# SET PROBLEM:
For the entries that follow, tally the lines holding the string "true". Give the total and nothing else.

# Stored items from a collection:
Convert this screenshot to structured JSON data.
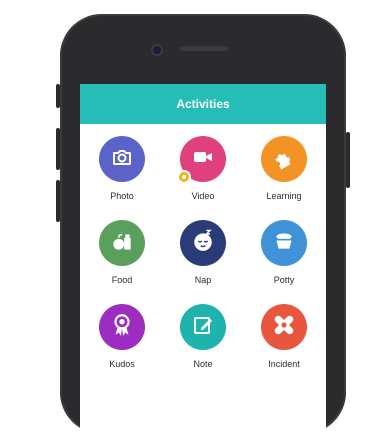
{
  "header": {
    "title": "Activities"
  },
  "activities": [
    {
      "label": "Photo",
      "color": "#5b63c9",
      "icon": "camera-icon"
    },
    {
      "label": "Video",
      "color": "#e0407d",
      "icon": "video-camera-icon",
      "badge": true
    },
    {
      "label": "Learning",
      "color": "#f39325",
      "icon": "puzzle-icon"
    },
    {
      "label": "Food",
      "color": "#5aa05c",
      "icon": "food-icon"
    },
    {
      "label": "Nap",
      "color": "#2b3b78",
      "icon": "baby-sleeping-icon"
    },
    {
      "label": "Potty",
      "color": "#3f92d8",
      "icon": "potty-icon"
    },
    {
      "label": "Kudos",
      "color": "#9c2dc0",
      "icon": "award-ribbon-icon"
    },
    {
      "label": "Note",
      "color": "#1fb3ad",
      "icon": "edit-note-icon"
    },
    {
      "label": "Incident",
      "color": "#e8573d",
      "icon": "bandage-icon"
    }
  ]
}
==
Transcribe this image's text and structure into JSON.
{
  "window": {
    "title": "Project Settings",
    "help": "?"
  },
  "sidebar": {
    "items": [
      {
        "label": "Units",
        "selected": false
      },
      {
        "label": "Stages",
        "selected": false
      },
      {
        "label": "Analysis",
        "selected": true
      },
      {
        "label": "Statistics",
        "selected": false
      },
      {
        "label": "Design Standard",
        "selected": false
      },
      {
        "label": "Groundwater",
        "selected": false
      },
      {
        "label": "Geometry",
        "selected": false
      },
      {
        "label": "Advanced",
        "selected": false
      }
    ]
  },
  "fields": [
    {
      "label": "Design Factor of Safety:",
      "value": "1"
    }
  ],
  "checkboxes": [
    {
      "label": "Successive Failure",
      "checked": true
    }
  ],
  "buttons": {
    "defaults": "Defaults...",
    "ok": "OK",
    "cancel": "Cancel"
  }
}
==
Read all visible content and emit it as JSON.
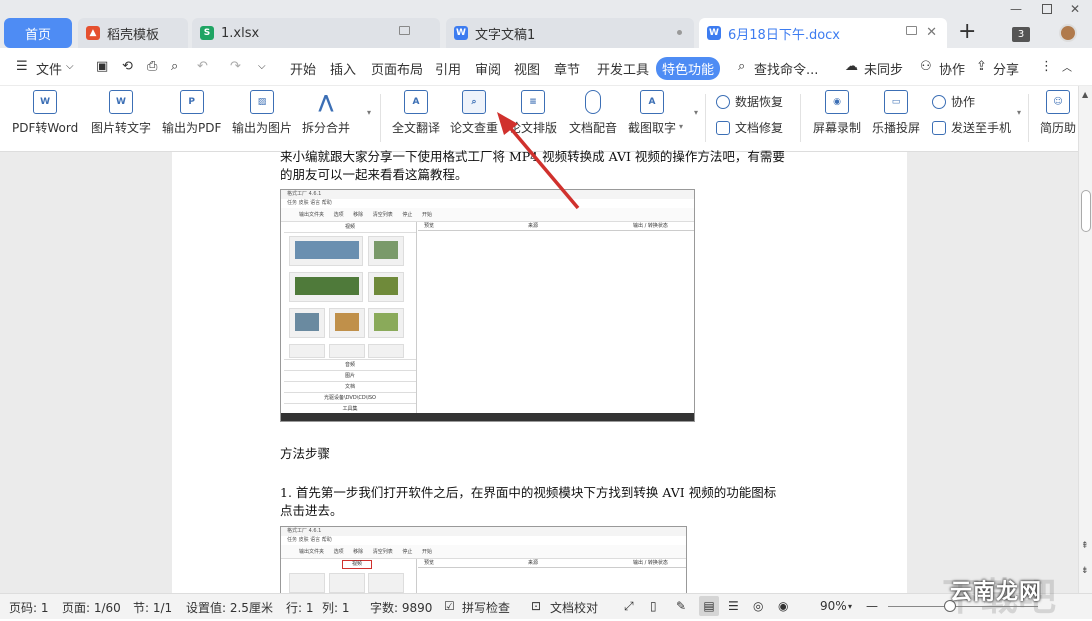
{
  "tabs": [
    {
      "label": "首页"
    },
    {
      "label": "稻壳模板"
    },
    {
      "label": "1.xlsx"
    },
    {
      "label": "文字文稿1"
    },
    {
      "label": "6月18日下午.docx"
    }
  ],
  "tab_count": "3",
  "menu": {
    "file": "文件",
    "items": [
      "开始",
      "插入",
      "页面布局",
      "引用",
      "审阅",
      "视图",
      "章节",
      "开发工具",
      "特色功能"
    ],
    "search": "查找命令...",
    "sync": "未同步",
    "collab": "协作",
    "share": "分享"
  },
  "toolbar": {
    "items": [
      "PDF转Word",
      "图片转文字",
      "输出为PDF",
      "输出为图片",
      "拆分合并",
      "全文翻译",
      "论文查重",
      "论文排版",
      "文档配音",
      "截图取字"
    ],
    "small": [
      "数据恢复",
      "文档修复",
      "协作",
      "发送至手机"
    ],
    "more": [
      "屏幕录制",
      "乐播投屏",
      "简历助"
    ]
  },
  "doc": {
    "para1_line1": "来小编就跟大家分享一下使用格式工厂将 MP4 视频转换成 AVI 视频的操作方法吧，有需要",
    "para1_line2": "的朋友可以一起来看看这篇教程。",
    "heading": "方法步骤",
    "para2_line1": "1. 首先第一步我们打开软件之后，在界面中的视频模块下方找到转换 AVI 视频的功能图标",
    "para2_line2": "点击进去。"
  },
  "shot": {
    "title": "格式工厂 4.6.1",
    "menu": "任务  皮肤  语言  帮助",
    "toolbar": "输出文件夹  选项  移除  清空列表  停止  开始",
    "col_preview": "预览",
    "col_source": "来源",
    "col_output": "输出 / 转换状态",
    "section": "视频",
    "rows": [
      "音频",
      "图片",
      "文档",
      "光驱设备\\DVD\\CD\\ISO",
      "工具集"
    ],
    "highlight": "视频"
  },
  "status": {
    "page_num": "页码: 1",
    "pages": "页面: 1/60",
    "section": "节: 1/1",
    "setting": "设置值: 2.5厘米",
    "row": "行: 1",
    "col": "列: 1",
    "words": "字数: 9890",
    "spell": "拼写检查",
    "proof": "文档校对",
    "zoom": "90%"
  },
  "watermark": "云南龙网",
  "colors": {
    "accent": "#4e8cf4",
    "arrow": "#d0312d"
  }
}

# WRITTEN ANSWER:
3